Without the pictures, reproduce the records that follow exactly.

>>>

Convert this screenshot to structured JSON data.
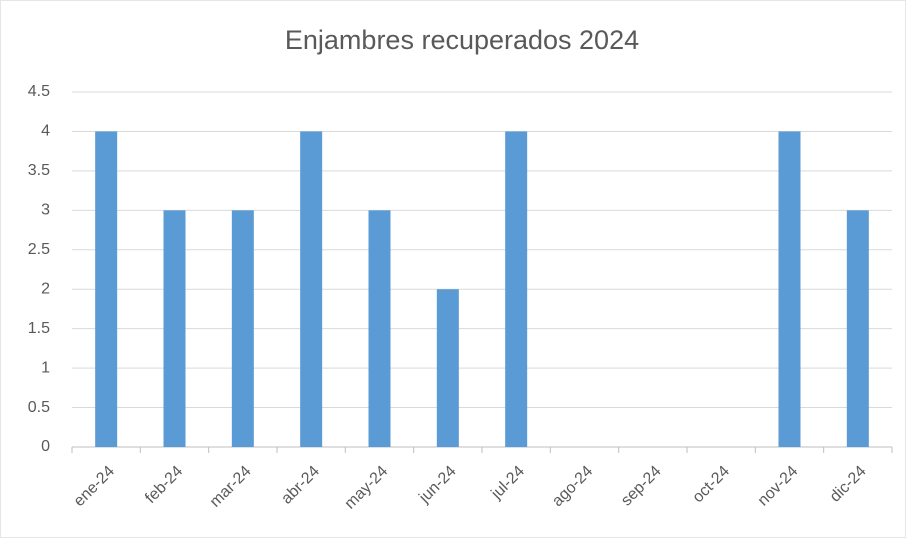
{
  "chart_data": {
    "type": "bar",
    "title": "Enjambres recuperados 2024",
    "categories": [
      "ene-24",
      "feb-24",
      "mar-24",
      "abr-24",
      "may-24",
      "jun-24",
      "jul-24",
      "ago-24",
      "sep-24",
      "oct-24",
      "nov-24",
      "dic-24"
    ],
    "values": [
      4,
      3,
      3,
      4,
      3,
      2,
      4,
      0,
      0,
      0,
      4,
      3
    ],
    "color": "#5b9bd5",
    "ylim": [
      0,
      4.5
    ],
    "yticks": [
      0,
      0.5,
      1,
      1.5,
      2,
      2.5,
      3,
      3.5,
      4,
      4.5
    ],
    "grid": true
  }
}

<<<

## TASK OUTPUT
Convert this screenshot to structured JSON data.
{
  "chart_data": {
    "type": "bar",
    "title": "Enjambres recuperados 2024",
    "categories": [
      "ene-24",
      "feb-24",
      "mar-24",
      "abr-24",
      "may-24",
      "jun-24",
      "jul-24",
      "ago-24",
      "sep-24",
      "oct-24",
      "nov-24",
      "dic-24"
    ],
    "values": [
      4,
      3,
      3,
      4,
      3,
      2,
      4,
      0,
      0,
      0,
      4,
      3
    ],
    "color": "#5b9bd5",
    "ylim": [
      0,
      4.5
    ],
    "yticks": [
      0,
      0.5,
      1,
      1.5,
      2,
      2.5,
      3,
      3.5,
      4,
      4.5
    ],
    "grid": true
  }
}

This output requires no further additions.